# [Excerpt]

[start]

Brand Strategy · Player Research · 2026
How Riot Games Turns Players Into Believers
Everyone assumes authentic brands keep players loyal. The data had a different story.

branding
Gamer Experience
marketing
Kuangzheng Chi
Casper8722@163.com
Solo Project · Research & Strategy
Project Overview
The Brief
The Question
To what extent do brand authenticity and brand association influence players' continuous engagement with Riot Games, and what is the mediating role of brand experience in this relationship?
My Role
End-to-end research project. I designed the research framework, built and distributed the survey, ran the statistical analysis (PLS-SEM), and translated findings into actionable brand strategy recommendations.
Research Question
Mixed Quantitative Methods
Brand Strategy Output
What the data actually showed: The intuitive shortcut — authentic brand, loyal players, direct line — doesn't hold up. Authenticity and association both matter, but they work through brand experience, not around it. Brand experience (β=0.490) is the engine. The brand associations players build around K/DA, Arcane, and Worlds are doing independent structural work (β=0.359). And the proposed amplifier effect between association and authenticity? Didn't fire. The story is more interesting than the assumption.
Problem Space
Why This Project Exists
Riot Games isn't just a game studio — it's a cultural engine. League of Legends, Valorant, Arcane, K/DA, Worlds. And the conventional wisdom in the industry is simple: if players trust your brand, they stay. Build authenticity, earn loyalty. Sounds right. But is it actually how it works?

The Industry Assumption
  • Most studios treat authenticity as the end goal — be real, be trusted, players will follow
  • Riot's transparent patch notes, dev streams, and community communication are held up as the gold standard
  • The implicit logic: authentic brand = engaged players. Direct line. Done.
  • But this logic skips a step that turns out to matter enormously
The Question I Actually Asked
  • Does authenticity drive engagement directly — or does something sit in between?
  • What role does brand experience play as the mechanism, not just the outcome?
  • Are the symbolic meanings players hold about Riot (K/DA, Arcane, Worlds) doing independent work?
  • Can we model and validate this end-to-end with real player data?
Authentic brand → loyal players. Simple.
Great IP = great experience. Automatically.
Strong associations amplify everything. Obviously.
The data will confirm what we already know. Right?

[end]

# [Directions for this task]
Which statistical analysis method does the Riot Games brand study above say was run on the survey data?

# [Data records]
[start]

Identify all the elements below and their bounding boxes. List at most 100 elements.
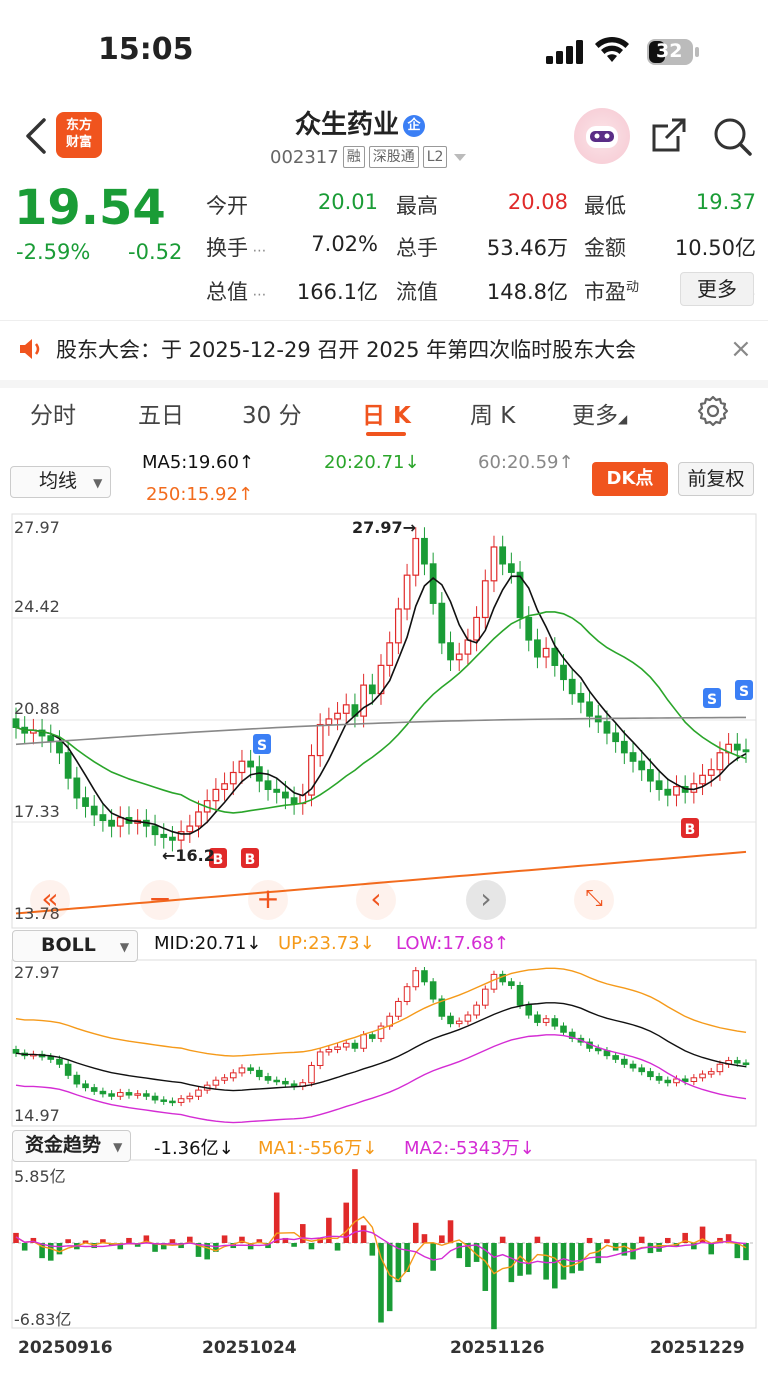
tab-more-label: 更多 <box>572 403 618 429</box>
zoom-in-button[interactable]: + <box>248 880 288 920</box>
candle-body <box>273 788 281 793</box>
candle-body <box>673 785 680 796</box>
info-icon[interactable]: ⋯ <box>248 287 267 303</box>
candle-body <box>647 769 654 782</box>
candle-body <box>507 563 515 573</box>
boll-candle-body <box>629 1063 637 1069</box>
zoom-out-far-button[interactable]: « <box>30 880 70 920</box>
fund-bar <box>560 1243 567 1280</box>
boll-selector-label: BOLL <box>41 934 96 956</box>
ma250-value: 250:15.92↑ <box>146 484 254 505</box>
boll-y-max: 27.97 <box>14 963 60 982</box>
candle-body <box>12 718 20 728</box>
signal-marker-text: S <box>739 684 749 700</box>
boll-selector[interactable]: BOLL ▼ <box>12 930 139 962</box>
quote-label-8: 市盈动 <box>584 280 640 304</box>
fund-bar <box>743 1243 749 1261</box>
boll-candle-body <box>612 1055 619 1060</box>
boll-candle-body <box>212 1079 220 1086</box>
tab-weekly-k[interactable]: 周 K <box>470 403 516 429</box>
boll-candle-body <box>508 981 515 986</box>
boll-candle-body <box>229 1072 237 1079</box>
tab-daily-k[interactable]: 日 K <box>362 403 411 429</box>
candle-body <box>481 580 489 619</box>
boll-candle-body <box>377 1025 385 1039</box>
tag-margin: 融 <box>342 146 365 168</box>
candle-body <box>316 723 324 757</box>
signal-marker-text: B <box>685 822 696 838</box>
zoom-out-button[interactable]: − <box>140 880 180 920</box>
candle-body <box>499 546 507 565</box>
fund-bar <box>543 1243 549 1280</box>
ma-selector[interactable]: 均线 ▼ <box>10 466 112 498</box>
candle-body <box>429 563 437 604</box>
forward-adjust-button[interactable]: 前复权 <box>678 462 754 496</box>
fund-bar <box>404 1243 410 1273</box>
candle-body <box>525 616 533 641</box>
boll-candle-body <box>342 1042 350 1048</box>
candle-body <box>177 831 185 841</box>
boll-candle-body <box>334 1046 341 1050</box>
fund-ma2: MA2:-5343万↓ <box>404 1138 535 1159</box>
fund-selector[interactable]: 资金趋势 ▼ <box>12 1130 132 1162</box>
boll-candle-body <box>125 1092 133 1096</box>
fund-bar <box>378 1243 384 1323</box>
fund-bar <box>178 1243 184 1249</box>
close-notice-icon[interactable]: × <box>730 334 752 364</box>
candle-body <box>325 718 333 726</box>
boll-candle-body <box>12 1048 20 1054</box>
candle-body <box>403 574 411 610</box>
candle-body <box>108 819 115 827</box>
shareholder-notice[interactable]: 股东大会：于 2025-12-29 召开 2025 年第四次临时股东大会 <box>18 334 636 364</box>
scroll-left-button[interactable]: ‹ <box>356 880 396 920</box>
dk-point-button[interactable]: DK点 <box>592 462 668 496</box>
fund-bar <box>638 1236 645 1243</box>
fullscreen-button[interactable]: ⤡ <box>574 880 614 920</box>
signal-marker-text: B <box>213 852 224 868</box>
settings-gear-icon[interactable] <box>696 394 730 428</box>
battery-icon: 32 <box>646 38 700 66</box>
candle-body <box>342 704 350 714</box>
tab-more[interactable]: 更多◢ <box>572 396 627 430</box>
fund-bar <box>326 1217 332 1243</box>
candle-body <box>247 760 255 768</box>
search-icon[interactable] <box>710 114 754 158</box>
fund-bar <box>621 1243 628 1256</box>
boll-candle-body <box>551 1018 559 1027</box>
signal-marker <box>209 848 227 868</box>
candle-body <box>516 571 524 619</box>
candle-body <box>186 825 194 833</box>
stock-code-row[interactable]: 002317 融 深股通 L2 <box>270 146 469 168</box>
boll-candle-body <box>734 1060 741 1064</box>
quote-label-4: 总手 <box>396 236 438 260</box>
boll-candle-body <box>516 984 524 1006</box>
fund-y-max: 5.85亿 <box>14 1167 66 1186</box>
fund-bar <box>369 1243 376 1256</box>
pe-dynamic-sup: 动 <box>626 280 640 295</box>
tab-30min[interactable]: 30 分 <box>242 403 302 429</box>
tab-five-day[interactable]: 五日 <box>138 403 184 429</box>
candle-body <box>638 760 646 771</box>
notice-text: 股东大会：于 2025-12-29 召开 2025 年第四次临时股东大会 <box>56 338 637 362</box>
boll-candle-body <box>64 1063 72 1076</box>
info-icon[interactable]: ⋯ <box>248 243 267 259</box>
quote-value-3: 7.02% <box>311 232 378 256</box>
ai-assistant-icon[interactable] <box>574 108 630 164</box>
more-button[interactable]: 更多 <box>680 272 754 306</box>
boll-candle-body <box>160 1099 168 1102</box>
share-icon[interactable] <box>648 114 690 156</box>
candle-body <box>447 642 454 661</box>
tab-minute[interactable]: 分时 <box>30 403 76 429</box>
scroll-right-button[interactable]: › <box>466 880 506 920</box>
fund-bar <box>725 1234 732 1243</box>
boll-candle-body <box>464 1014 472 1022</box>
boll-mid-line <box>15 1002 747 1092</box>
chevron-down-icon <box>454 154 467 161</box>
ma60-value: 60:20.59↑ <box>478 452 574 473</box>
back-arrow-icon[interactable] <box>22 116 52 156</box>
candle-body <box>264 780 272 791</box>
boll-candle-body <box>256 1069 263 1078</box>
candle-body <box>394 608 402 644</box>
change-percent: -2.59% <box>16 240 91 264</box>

[end]

# [Exercise solution]
PLS-SEM